PROBLEM STATEMENT: Take the data that follows and retype it word for word.

GIVEN DATA:
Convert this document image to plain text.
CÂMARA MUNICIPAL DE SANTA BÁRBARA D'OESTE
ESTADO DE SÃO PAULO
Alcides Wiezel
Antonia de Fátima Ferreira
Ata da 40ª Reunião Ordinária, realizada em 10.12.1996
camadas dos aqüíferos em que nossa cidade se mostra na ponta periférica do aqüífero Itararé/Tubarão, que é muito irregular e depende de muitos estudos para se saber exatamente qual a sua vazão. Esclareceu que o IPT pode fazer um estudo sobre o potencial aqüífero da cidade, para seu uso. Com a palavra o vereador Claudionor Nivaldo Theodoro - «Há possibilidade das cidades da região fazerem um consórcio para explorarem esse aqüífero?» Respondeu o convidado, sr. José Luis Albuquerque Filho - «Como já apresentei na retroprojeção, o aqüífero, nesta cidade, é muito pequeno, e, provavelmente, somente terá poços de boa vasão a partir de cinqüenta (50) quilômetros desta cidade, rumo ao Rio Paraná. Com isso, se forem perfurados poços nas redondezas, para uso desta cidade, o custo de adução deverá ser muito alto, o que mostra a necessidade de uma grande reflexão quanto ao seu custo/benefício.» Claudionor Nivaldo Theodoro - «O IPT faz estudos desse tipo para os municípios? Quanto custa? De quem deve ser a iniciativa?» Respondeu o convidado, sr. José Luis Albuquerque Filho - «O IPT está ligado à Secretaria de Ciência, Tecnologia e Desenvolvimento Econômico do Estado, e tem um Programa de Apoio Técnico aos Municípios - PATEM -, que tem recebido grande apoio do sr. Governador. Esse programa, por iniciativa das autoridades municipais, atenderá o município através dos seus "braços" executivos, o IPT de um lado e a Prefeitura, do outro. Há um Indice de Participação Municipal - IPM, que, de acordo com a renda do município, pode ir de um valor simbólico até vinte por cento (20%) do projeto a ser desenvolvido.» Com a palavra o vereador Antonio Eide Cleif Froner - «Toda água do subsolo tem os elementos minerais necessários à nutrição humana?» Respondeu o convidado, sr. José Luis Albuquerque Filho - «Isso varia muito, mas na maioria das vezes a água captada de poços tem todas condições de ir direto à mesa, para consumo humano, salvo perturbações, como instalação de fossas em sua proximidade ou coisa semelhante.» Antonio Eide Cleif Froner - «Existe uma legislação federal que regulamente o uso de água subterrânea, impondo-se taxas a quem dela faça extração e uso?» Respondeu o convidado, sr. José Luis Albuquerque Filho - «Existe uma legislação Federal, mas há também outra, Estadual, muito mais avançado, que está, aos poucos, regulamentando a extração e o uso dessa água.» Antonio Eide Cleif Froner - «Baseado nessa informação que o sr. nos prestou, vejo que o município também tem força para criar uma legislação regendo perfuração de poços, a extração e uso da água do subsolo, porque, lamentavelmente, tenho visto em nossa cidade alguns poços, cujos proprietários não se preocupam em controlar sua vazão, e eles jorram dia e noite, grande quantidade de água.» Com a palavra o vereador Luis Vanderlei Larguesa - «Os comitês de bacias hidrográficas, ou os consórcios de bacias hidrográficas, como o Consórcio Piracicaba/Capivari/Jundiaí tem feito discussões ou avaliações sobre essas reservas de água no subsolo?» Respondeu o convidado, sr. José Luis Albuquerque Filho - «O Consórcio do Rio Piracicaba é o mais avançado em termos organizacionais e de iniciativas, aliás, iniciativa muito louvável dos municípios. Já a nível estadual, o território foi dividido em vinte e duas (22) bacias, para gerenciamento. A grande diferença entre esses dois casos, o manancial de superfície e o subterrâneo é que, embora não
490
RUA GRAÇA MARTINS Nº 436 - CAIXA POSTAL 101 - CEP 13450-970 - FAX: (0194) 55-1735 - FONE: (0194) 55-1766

ANSWER TO THE EXERCISE:
Convert this document image to plain text.
CÂMARA MUNICIPAL DE SANTA BÁRBARA D'OESTE
ESTADO DE SÃO PAULO
Alcides Wiezel
Antonia de Fátima Ferreira
Ata da 40ª Reunião Ordinária, realizada em 10.12.1996
camadas dos aqüíferos em que nossa cidade se mostra na ponta periférica do aqüífero Itararé/Tubarão, que é muito irregular e depende de muitos estudos para se saber exatamente qual a sua vazão. Esclareceu que o IPT pode fazer um estudo sobre o potencial aqüífero da cidade, para seu uso. Com a palavra o vereador Claudionor Nivaldo Theodoro - «Há possibilidade das cidades da região fazerem um consórcio para explorarem esse aqüífero?» Respondeu o convidado, sr. José Luis Albuquerque Filho - «Como já apresentei na retroprojeção, o aqüífero, nesta cidade, é muito pequeno, e, provavelmente, somente terá poços de boa vasão a partir de cinqüenta (50) quilômetros desta cidade, rumo ao Rio Paraná. Com isso, se forem perfurados poços nas redondezas, para uso desta cidade, o custo de adução deverá ser muito alto, o que mostra a necessidade de uma grande reflexão quanto ao seu custo/benefício.» Claudionor Nivaldo Theodoro - «O IPT faz estudos desse tipo para os municípios? Quanto custa? De quem deve ser a iniciativa?» Respondeu o convidado, sr. José Luis Albuquerque Filho - «O IPT está ligado à Secretaria de Ciência, Tecnologia e Desenvolvimento Econômico do Estado, e tem um Programa de Apoio Técnico aos Municípios - PATEM -, que tem recebido grande apoio do sr. Governador. Esse programa, por iniciativa das autoridades municipais, atenderá o município através dos seus "braços" executivos, o IPT de um lado e a Prefeitura, do outro. Há um Indice de Participação Municipal - IPM, que, de acordo com a renda do município, pode ir de um valor simbólico até vinte por cento (20%) do projeto a ser desenvolvido.» Com a palavra o vereador Antonio Eide Cleif Froner - «Toda água do subsolo tem os elementos minerais necessários à nutrição humana?» Respondeu o convidado, sr. José Luis Albuquerque Filho - «Isso varia muito, mas na maioria das vezes a água captada de poços tem todas condições de ir direto à mesa, para consumo humano, salvo perturbações, como instalação de fossas em sua proximidade ou coisa semelhante.» Antonio Eide Cleif Froner - «Existe uma legislação federal que regulamente o uso de água subterrânea, impondo-se taxas a quem dela faça extração e uso?» Respondeu o convidado, sr. José Luis Albuquerque Filho - «Existe uma legislação Federal, mas há também outra, Estadual, muito mais avançado, que está, aos poucos, regulamentando a extração e o uso dessa água.» Antonio Eide Cleif Froner - «Baseado nessa informação que o sr. nos prestou, vejo que o município também tem força para criar uma legislação regendo perfuração de poços, a extração e uso da água do subsolo, porque, lamentavelmente, tenho visto em nossa cidade alguns poços, cujos proprietários não se preocupam em controlar sua vazão, e eles jorram dia e noite, grande quantidade de água.» Com a palavra o vereador Luis Vanderlei Larguesa - «Os comitês de bacias hidrográficas, ou os consórcios de bacias hidrográficas, como o Consórcio Piracicaba/Capivari/Jundiaí tem feito discussões ou avaliações sobre essas reservas de água no subsolo?» Respondeu o convidado, sr. José Luis Albuquerque Filho - «O Consórcio do Rio Piracicaba é o mais avançado em termos organizacionais e de iniciativas, aliás, iniciativa muito louvável dos municípios. Já a nível estadual, o território foi dividido em vinte e duas (22) bacias, para gerenciamento. A grande diferença entre esses dois casos, o manancial de superfície e o subterrâneo é que, embora não
490
RUA GRAÇA MARTINS Nº 436 - CAIXA POSTAL 101 - CEP 13450-970 - FAX: (0194) 55-1735 - FONE: (0194) 55-1766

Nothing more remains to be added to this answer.